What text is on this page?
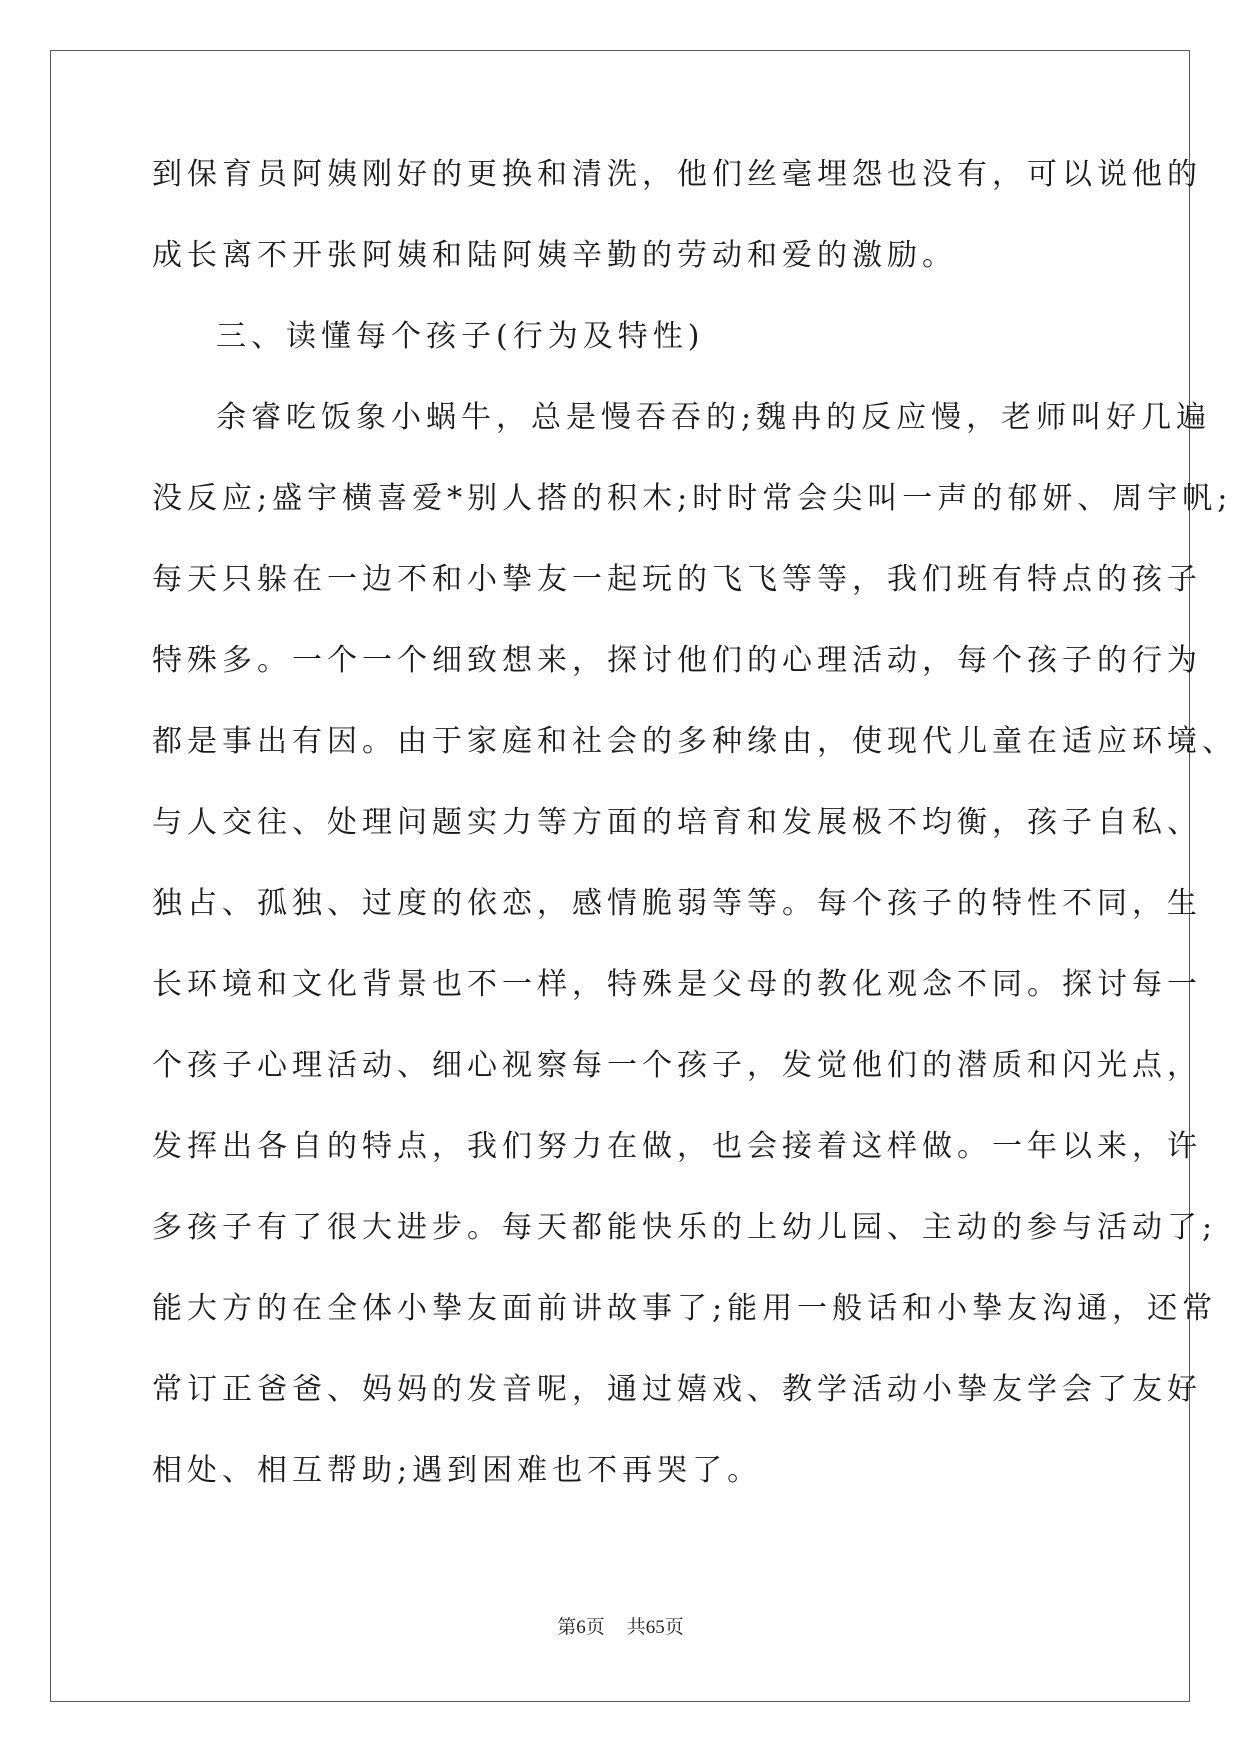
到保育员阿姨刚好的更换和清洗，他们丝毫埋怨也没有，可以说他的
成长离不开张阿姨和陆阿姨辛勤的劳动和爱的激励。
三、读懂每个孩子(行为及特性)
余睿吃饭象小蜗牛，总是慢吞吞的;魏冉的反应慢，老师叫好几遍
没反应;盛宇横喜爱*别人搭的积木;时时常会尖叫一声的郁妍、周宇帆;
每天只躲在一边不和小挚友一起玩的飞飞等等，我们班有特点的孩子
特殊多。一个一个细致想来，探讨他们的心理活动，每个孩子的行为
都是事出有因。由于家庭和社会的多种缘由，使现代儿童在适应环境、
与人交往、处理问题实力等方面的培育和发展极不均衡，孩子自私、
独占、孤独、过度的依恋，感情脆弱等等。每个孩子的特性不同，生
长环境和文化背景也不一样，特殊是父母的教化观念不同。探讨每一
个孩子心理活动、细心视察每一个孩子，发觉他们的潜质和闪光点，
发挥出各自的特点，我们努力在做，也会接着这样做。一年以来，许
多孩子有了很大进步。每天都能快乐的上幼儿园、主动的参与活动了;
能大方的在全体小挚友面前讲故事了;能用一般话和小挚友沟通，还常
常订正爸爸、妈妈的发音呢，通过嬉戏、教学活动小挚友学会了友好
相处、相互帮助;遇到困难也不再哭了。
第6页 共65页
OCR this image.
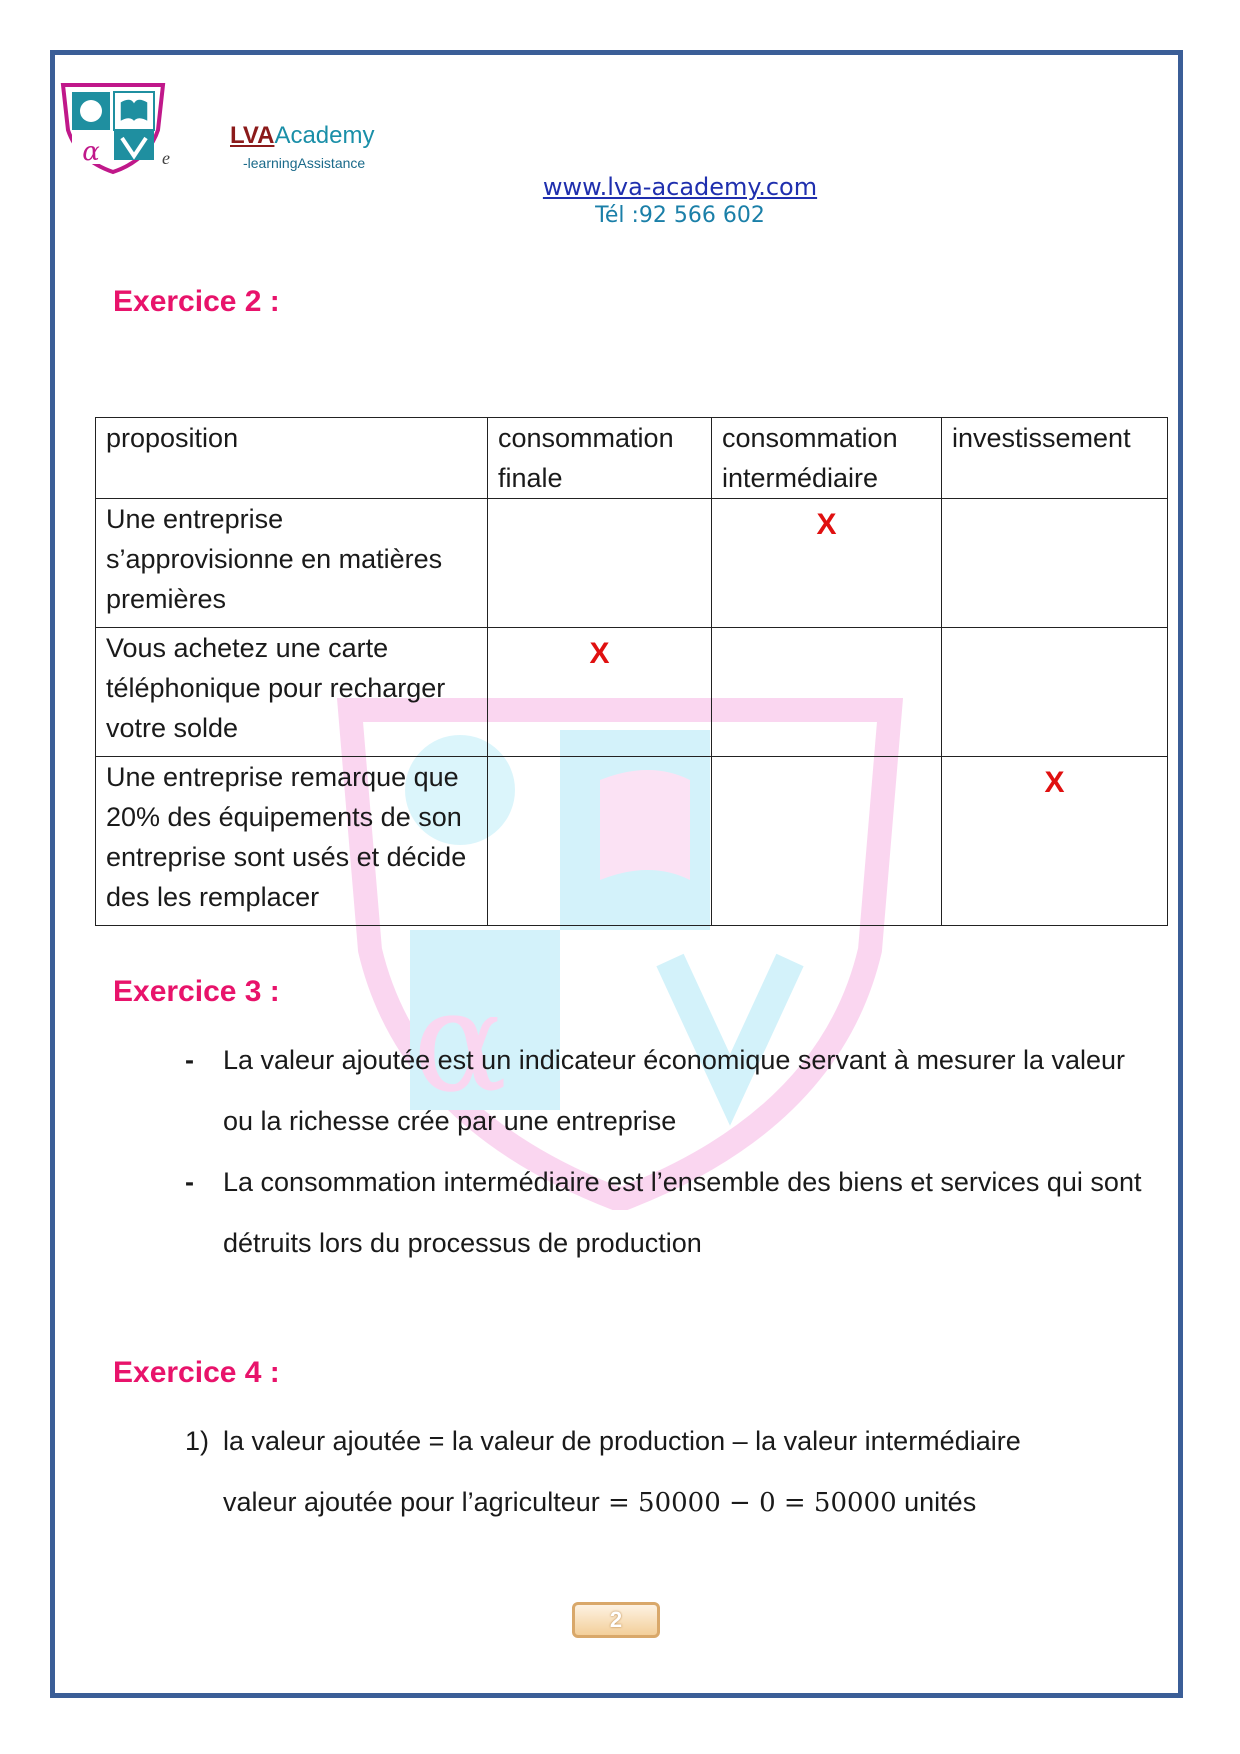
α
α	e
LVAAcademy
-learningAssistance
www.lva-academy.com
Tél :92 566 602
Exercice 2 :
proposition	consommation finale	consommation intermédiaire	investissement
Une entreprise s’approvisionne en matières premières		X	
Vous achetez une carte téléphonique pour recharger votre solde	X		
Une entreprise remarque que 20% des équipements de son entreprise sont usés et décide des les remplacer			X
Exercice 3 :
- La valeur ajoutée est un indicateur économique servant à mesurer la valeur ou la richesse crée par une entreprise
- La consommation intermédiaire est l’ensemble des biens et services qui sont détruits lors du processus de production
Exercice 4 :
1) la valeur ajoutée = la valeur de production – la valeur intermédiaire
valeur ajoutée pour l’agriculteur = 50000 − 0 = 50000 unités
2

******

WHAT IS REQUIRED
Looking at the data above, show all lines where the word "intermédiaire" occurs.

COMPLETE RESPONSE
proposition	consommation finale	consommation intermédiaire	investissement
- La consommation intermédiaire est l’ensemble des biens et services qui sont détruits lors du processus de production
1) la valeur ajoutée = la valeur de production – la valeur intermédiaire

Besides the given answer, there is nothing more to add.